Output every line exactly as written. Leave out pictures.

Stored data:
···
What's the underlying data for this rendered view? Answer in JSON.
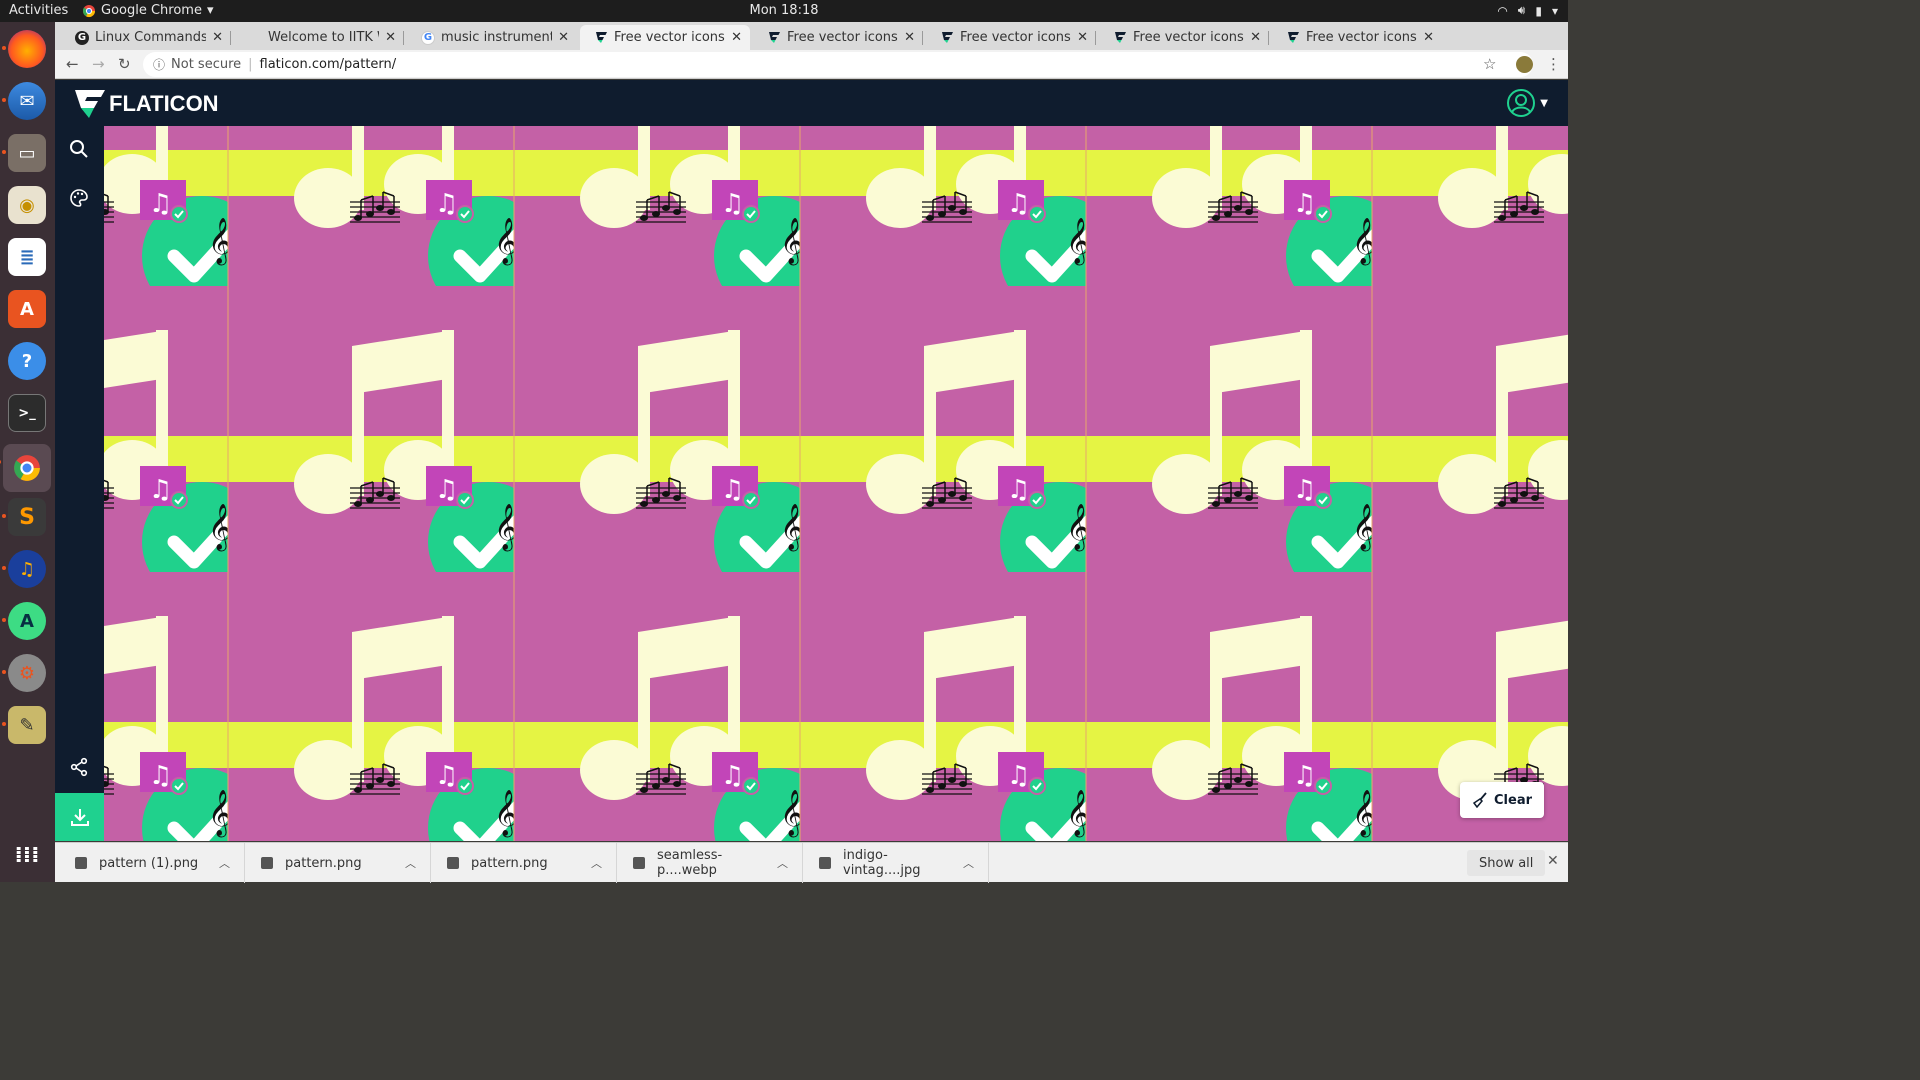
{
  "system": {
    "activities": "Activities",
    "app_name": "Google Chrome",
    "clock": "Mon 18:18"
  },
  "tabs": [
    {
      "title": "Linux Commands Che",
      "favicon": "G"
    },
    {
      "title": "Welcome to IITK Webr",
      "favicon": ""
    },
    {
      "title": "music instruments im",
      "favicon": "G"
    },
    {
      "title": "Free vector icons - SV",
      "favicon": "flaticon",
      "active": true
    },
    {
      "title": "Free vector icons - SV",
      "favicon": "flaticon"
    },
    {
      "title": "Free vector icons - SV",
      "favicon": "flaticon"
    },
    {
      "title": "Free vector icons - SV",
      "favicon": "flaticon"
    },
    {
      "title": "Free vector icons - SV",
      "favicon": "flaticon"
    }
  ],
  "address": {
    "security": "Not secure",
    "url": "flaticon.com/pattern/"
  },
  "flaticon": {
    "logo": "FLATICON",
    "clear_label": "Clear"
  },
  "colors": {
    "pattern_bg": "#c461a6",
    "pattern_band": "#e5f444",
    "note": "#fbfbd5",
    "badge_green": "#20d18c",
    "header_bg": "#0f1c2e"
  },
  "downloads": [
    {
      "name": "pattern (1).png"
    },
    {
      "name": "pattern.png"
    },
    {
      "name": "pattern.png"
    },
    {
      "name": "seamless-p....webp"
    },
    {
      "name": "indigo-vintag....jpg"
    }
  ],
  "downloads_show_all": "Show all",
  "dock_icons": [
    "firefox-icon",
    "thunderbird-icon",
    "files-icon",
    "rhythmbox-icon",
    "writer-icon",
    "software-center-icon",
    "help-icon",
    "terminal-icon",
    "chrome-icon",
    "sublime-text-icon",
    "audacity-icon",
    "android-studio-icon",
    "settings-tool-icon",
    "screenshot-icon",
    "app-grid-icon"
  ]
}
···
SOLUTION >>
What's the underlying data for this rendered view? Answer in JSON.
{
  "system": {
    "activities": "Activities",
    "app_name": "Google Chrome",
    "clock": "Mon 18:18"
  },
  "tabs": [
    {
      "title": "Linux Commands Che",
      "favicon": "G"
    },
    {
      "title": "Welcome to IITK Webr",
      "favicon": ""
    },
    {
      "title": "music instruments im",
      "favicon": "G"
    },
    {
      "title": "Free vector icons - SV",
      "favicon": "flaticon",
      "active": true
    },
    {
      "title": "Free vector icons - SV",
      "favicon": "flaticon"
    },
    {
      "title": "Free vector icons - SV",
      "favicon": "flaticon"
    },
    {
      "title": "Free vector icons - SV",
      "favicon": "flaticon"
    },
    {
      "title": "Free vector icons - SV",
      "favicon": "flaticon"
    }
  ],
  "address": {
    "security": "Not secure",
    "url": "flaticon.com/pattern/"
  },
  "flaticon": {
    "logo": "FLATICON",
    "clear_label": "Clear"
  },
  "colors": {
    "pattern_bg": "#c461a6",
    "pattern_band": "#e5f444",
    "note": "#fbfbd5",
    "badge_green": "#20d18c",
    "header_bg": "#0f1c2e"
  },
  "downloads": [
    {
      "name": "pattern (1).png"
    },
    {
      "name": "pattern.png"
    },
    {
      "name": "pattern.png"
    },
    {
      "name": "seamless-p....webp"
    },
    {
      "name": "indigo-vintag....jpg"
    }
  ],
  "downloads_show_all": "Show all",
  "dock_icons": [
    "firefox-icon",
    "thunderbird-icon",
    "files-icon",
    "rhythmbox-icon",
    "writer-icon",
    "software-center-icon",
    "help-icon",
    "terminal-icon",
    "chrome-icon",
    "sublime-text-icon",
    "audacity-icon",
    "android-studio-icon",
    "settings-tool-icon",
    "screenshot-icon",
    "app-grid-icon"
  ]
}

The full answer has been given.